Reproduce all entries precisely, down to the last character.

* start Raw records *

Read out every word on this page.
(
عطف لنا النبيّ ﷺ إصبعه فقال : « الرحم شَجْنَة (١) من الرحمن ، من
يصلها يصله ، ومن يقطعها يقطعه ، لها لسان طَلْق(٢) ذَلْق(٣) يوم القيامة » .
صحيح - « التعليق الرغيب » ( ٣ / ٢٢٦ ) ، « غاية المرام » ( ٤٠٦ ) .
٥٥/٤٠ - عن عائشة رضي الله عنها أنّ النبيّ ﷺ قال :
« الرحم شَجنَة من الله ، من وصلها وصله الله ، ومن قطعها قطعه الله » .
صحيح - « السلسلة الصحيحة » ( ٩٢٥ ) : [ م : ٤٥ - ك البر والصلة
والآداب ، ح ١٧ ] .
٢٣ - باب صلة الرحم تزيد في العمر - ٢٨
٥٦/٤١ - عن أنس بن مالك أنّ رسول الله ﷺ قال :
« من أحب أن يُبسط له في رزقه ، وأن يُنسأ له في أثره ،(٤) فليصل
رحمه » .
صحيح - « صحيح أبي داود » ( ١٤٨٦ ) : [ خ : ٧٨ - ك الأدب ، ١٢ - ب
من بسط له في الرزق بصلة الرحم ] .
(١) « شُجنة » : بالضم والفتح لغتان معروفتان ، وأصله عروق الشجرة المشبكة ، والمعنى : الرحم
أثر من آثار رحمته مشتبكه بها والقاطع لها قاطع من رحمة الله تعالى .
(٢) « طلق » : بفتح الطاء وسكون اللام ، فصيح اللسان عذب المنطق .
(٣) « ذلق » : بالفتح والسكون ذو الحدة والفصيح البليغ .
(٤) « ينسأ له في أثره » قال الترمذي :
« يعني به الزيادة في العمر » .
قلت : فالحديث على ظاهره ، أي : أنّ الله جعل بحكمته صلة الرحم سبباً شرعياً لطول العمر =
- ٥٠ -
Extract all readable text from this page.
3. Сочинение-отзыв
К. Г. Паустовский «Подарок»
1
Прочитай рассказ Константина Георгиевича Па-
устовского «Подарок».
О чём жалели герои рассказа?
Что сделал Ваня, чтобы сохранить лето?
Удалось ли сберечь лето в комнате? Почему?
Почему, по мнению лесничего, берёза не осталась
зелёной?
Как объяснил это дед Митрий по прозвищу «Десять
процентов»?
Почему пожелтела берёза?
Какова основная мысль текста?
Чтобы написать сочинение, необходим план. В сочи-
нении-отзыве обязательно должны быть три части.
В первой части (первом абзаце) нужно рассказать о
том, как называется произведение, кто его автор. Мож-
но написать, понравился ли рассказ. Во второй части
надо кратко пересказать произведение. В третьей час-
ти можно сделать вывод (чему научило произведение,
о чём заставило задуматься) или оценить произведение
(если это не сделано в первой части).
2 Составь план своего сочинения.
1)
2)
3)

* end Raw records *

Exercise result:
Read out every word on this page.
(
عطف لنا النبيّ ﷺ إصبعه فقال : « الرحم شَجْنَة (١) من الرحمن ، من
يصلها يصله ، ومن يقطعها يقطعه ، لها لسان طَلْق(٢) ذَلْق(٣) يوم القيامة » .
صحيح - « التعليق الرغيب » ( ٣ / ٢٢٦ ) ، « غاية المرام » ( ٤٠٦ ) .
٥٥/٤٠ - عن عائشة رضي الله عنها أنّ النبيّ ﷺ قال :
« الرحم شَجنَة من الله ، من وصلها وصله الله ، ومن قطعها قطعه الله » .
صحيح - « السلسلة الصحيحة » ( ٩٢٥ ) : [ م : ٤٥ - ك البر والصلة
والآداب ، ح ١٧ ] .
٢٣ - باب صلة الرحم تزيد في العمر - ٢٨
٥٦/٤١ - عن أنس بن مالك أنّ رسول الله ﷺ قال :
« من أحب أن يُبسط له في رزقه ، وأن يُنسأ له في أثره ،(٤) فليصل
رحمه » .
صحيح - « صحيح أبي داود » ( ١٤٨٦ ) : [ خ : ٧٨ - ك الأدب ، ١٢ - ب
من بسط له في الرزق بصلة الرحم ] .
(١) « شُجنة » : بالضم والفتح لغتان معروفتان ، وأصله عروق الشجرة المشبكة ، والمعنى : الرحم
أثر من آثار رحمته مشتبكه بها والقاطع لها قاطع من رحمة الله تعالى .
(٢) « طلق » : بفتح الطاء وسكون اللام ، فصيح اللسان عذب المنطق .
(٣) « ذلق » : بالفتح والسكون ذو الحدة والفصيح البليغ .
(٤) « ينسأ له في أثره » قال الترمذي :
« يعني به الزيادة في العمر » .
قلت : فالحديث على ظاهره ، أي : أنّ الله جعل بحكمته صلة الرحم سبباً شرعياً لطول العمر =
- ٥٠ -
Extract all readable text from this page.
3. Сочинение-отзыв
К. Г. Паустовский «Подарок»
1
Прочитай рассказ Константина Георгиевича Па-
устовского «Подарок».
О чём жалели герои рассказа?
Что сделал Ваня, чтобы сохранить лето?
Удалось ли сберечь лето в комнате? Почему?
Почему, по мнению лесничего, берёза не осталась
зелёной?
Как объяснил это дед Митрий по прозвищу «Десять
процентов»?
Почему пожелтела берёза?
Какова основная мысль текста?
Чтобы написать сочинение, необходим план. В сочи-
нении-отзыве обязательно должны быть три части.
В первой части (первом абзаце) нужно рассказать о
том, как называется произведение, кто его автор. Мож-
но написать, понравился ли рассказ. Во второй части
надо кратко пересказать произведение. В третьей час-
ти можно сделать вывод (чему научило произведение,
о чём заставило задуматься) или оценить произведение
(если это не сделано в первой части).
2 Составь план своего сочинения.
1)
2)
3)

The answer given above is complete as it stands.